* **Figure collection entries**
= = = = = = =

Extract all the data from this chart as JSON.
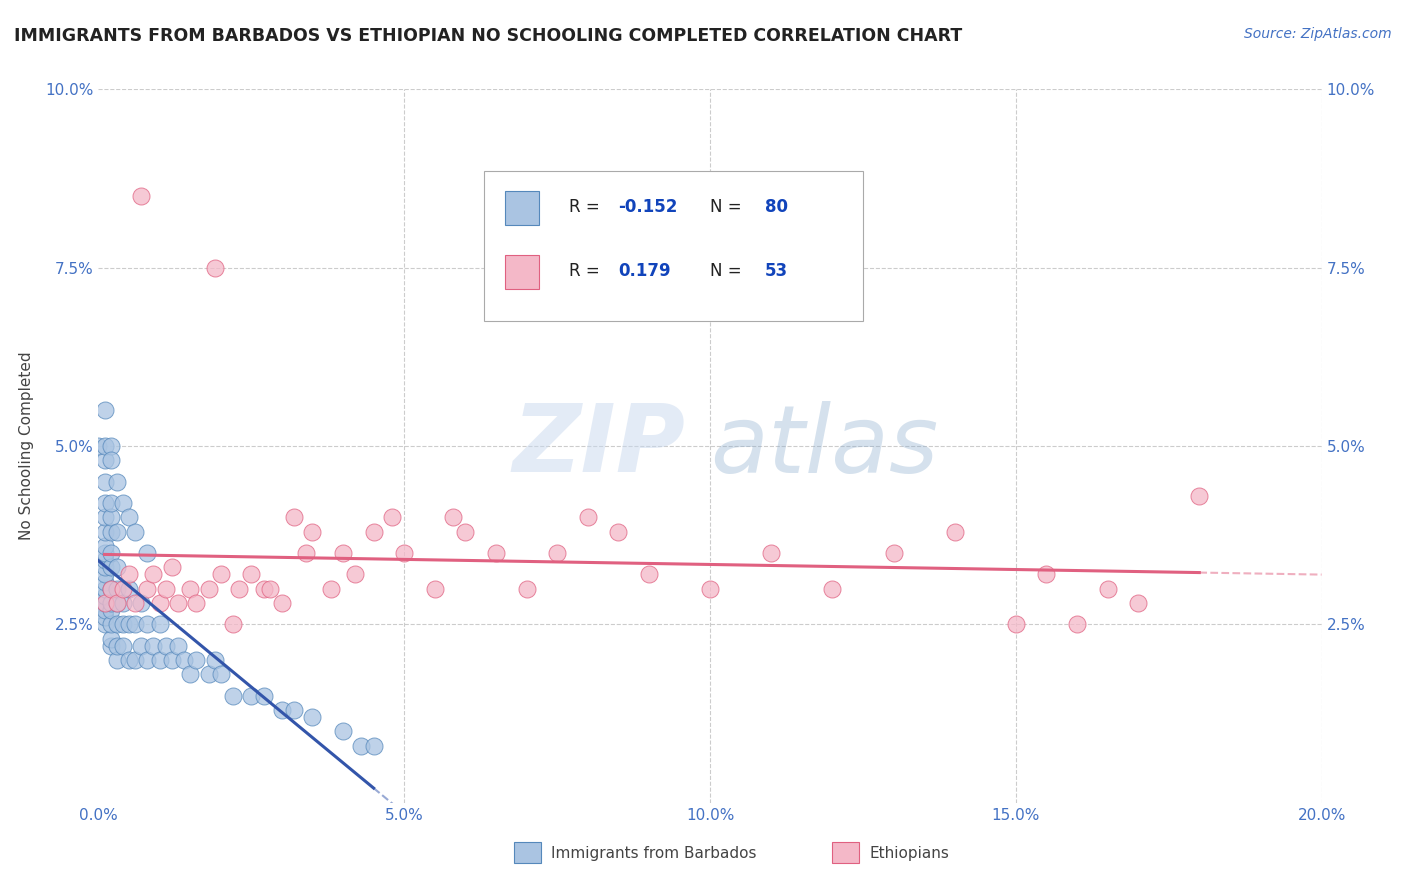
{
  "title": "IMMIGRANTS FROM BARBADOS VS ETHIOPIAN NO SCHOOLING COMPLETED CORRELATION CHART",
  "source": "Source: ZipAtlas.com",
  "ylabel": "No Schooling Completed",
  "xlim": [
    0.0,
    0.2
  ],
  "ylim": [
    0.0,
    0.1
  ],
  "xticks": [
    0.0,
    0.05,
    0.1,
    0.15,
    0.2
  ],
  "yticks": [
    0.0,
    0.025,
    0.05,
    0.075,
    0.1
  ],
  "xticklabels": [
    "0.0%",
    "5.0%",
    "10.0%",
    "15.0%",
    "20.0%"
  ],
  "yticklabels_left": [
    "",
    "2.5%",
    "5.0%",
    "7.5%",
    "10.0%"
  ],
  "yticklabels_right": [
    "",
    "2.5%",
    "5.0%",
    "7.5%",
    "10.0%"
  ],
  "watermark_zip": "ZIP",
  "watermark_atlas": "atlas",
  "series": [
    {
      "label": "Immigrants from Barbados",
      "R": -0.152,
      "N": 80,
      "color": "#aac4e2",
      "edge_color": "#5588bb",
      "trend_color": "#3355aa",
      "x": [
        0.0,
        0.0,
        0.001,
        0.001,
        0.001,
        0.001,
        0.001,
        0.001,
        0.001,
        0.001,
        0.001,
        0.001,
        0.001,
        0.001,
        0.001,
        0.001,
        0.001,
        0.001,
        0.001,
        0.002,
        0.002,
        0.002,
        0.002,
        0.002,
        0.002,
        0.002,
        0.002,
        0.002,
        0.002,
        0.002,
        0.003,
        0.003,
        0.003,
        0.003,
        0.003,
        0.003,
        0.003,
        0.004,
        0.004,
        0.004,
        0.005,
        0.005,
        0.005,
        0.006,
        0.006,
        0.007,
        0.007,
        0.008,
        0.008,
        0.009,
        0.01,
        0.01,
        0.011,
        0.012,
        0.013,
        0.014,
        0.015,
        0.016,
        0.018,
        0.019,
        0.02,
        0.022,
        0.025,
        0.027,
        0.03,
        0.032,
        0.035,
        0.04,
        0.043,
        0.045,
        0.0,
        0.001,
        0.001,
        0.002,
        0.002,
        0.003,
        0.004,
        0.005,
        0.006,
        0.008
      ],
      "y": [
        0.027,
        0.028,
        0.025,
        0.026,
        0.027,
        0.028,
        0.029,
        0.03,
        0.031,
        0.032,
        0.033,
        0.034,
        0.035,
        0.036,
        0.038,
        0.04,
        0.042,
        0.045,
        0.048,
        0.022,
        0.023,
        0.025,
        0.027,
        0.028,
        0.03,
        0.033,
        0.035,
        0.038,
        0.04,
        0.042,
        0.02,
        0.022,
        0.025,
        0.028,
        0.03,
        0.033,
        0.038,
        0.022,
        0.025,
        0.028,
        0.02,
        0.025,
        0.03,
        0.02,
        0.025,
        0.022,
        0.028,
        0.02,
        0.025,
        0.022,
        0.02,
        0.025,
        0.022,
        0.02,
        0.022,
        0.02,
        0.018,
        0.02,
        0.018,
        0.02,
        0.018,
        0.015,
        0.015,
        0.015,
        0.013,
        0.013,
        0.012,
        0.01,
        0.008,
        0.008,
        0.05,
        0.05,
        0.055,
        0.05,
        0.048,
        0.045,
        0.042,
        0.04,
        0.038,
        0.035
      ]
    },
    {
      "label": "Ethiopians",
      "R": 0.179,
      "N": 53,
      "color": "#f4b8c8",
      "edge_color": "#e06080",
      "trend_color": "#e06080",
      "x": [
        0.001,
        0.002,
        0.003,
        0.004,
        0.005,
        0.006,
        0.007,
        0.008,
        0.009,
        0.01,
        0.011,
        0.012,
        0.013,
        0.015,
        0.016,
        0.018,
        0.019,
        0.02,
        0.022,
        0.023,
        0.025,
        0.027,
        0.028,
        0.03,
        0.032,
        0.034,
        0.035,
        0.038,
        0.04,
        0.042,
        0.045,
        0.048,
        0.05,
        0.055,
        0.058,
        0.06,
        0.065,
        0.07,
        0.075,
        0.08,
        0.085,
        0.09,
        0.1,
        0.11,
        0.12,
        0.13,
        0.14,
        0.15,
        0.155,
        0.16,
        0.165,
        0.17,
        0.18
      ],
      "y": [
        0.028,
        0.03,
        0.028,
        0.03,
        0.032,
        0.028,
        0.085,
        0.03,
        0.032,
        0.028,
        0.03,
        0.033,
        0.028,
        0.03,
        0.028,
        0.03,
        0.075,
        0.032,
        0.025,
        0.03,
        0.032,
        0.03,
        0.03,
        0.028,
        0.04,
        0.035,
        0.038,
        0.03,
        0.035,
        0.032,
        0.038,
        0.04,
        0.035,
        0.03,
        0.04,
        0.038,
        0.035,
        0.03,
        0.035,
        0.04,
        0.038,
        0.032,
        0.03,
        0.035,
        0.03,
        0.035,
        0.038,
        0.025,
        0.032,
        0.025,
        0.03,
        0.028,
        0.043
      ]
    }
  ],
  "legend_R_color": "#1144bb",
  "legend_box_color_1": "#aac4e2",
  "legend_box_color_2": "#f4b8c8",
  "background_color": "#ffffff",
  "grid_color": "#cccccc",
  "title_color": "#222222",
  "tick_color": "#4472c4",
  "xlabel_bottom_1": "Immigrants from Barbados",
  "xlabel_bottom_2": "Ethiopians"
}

= = = = = = =

* **Goal**
Quote the material exactly. Pictures stay out.

* **Solution for this problem**
Extract all the data from this chart as JSON.
{
  "title": "IMMIGRANTS FROM BARBADOS VS ETHIOPIAN NO SCHOOLING COMPLETED CORRELATION CHART",
  "source": "Source: ZipAtlas.com",
  "ylabel": "No Schooling Completed",
  "xlim": [
    0.0,
    0.2
  ],
  "ylim": [
    0.0,
    0.1
  ],
  "xticks": [
    0.0,
    0.05,
    0.1,
    0.15,
    0.2
  ],
  "yticks": [
    0.0,
    0.025,
    0.05,
    0.075,
    0.1
  ],
  "xticklabels": [
    "0.0%",
    "5.0%",
    "10.0%",
    "15.0%",
    "20.0%"
  ],
  "yticklabels_left": [
    "",
    "2.5%",
    "5.0%",
    "7.5%",
    "10.0%"
  ],
  "yticklabels_right": [
    "",
    "2.5%",
    "5.0%",
    "7.5%",
    "10.0%"
  ],
  "watermark_zip": "ZIP",
  "watermark_atlas": "atlas",
  "series": [
    {
      "label": "Immigrants from Barbados",
      "R": -0.152,
      "N": 80,
      "color": "#aac4e2",
      "edge_color": "#5588bb",
      "trend_color": "#3355aa",
      "x": [
        0.0,
        0.0,
        0.001,
        0.001,
        0.001,
        0.001,
        0.001,
        0.001,
        0.001,
        0.001,
        0.001,
        0.001,
        0.001,
        0.001,
        0.001,
        0.001,
        0.001,
        0.001,
        0.001,
        0.002,
        0.002,
        0.002,
        0.002,
        0.002,
        0.002,
        0.002,
        0.002,
        0.002,
        0.002,
        0.002,
        0.003,
        0.003,
        0.003,
        0.003,
        0.003,
        0.003,
        0.003,
        0.004,
        0.004,
        0.004,
        0.005,
        0.005,
        0.005,
        0.006,
        0.006,
        0.007,
        0.007,
        0.008,
        0.008,
        0.009,
        0.01,
        0.01,
        0.011,
        0.012,
        0.013,
        0.014,
        0.015,
        0.016,
        0.018,
        0.019,
        0.02,
        0.022,
        0.025,
        0.027,
        0.03,
        0.032,
        0.035,
        0.04,
        0.043,
        0.045,
        0.0,
        0.001,
        0.001,
        0.002,
        0.002,
        0.003,
        0.004,
        0.005,
        0.006,
        0.008
      ],
      "y": [
        0.027,
        0.028,
        0.025,
        0.026,
        0.027,
        0.028,
        0.029,
        0.03,
        0.031,
        0.032,
        0.033,
        0.034,
        0.035,
        0.036,
        0.038,
        0.04,
        0.042,
        0.045,
        0.048,
        0.022,
        0.023,
        0.025,
        0.027,
        0.028,
        0.03,
        0.033,
        0.035,
        0.038,
        0.04,
        0.042,
        0.02,
        0.022,
        0.025,
        0.028,
        0.03,
        0.033,
        0.038,
        0.022,
        0.025,
        0.028,
        0.02,
        0.025,
        0.03,
        0.02,
        0.025,
        0.022,
        0.028,
        0.02,
        0.025,
        0.022,
        0.02,
        0.025,
        0.022,
        0.02,
        0.022,
        0.02,
        0.018,
        0.02,
        0.018,
        0.02,
        0.018,
        0.015,
        0.015,
        0.015,
        0.013,
        0.013,
        0.012,
        0.01,
        0.008,
        0.008,
        0.05,
        0.05,
        0.055,
        0.05,
        0.048,
        0.045,
        0.042,
        0.04,
        0.038,
        0.035
      ]
    },
    {
      "label": "Ethiopians",
      "R": 0.179,
      "N": 53,
      "color": "#f4b8c8",
      "edge_color": "#e06080",
      "trend_color": "#e06080",
      "x": [
        0.001,
        0.002,
        0.003,
        0.004,
        0.005,
        0.006,
        0.007,
        0.008,
        0.009,
        0.01,
        0.011,
        0.012,
        0.013,
        0.015,
        0.016,
        0.018,
        0.019,
        0.02,
        0.022,
        0.023,
        0.025,
        0.027,
        0.028,
        0.03,
        0.032,
        0.034,
        0.035,
        0.038,
        0.04,
        0.042,
        0.045,
        0.048,
        0.05,
        0.055,
        0.058,
        0.06,
        0.065,
        0.07,
        0.075,
        0.08,
        0.085,
        0.09,
        0.1,
        0.11,
        0.12,
        0.13,
        0.14,
        0.15,
        0.155,
        0.16,
        0.165,
        0.17,
        0.18
      ],
      "y": [
        0.028,
        0.03,
        0.028,
        0.03,
        0.032,
        0.028,
        0.085,
        0.03,
        0.032,
        0.028,
        0.03,
        0.033,
        0.028,
        0.03,
        0.028,
        0.03,
        0.075,
        0.032,
        0.025,
        0.03,
        0.032,
        0.03,
        0.03,
        0.028,
        0.04,
        0.035,
        0.038,
        0.03,
        0.035,
        0.032,
        0.038,
        0.04,
        0.035,
        0.03,
        0.04,
        0.038,
        0.035,
        0.03,
        0.035,
        0.04,
        0.038,
        0.032,
        0.03,
        0.035,
        0.03,
        0.035,
        0.038,
        0.025,
        0.032,
        0.025,
        0.03,
        0.028,
        0.043
      ]
    }
  ],
  "legend_R_color": "#1144bb",
  "legend_box_color_1": "#aac4e2",
  "legend_box_color_2": "#f4b8c8",
  "background_color": "#ffffff",
  "grid_color": "#cccccc",
  "title_color": "#222222",
  "tick_color": "#4472c4",
  "xlabel_bottom_1": "Immigrants from Barbados",
  "xlabel_bottom_2": "Ethiopians"
}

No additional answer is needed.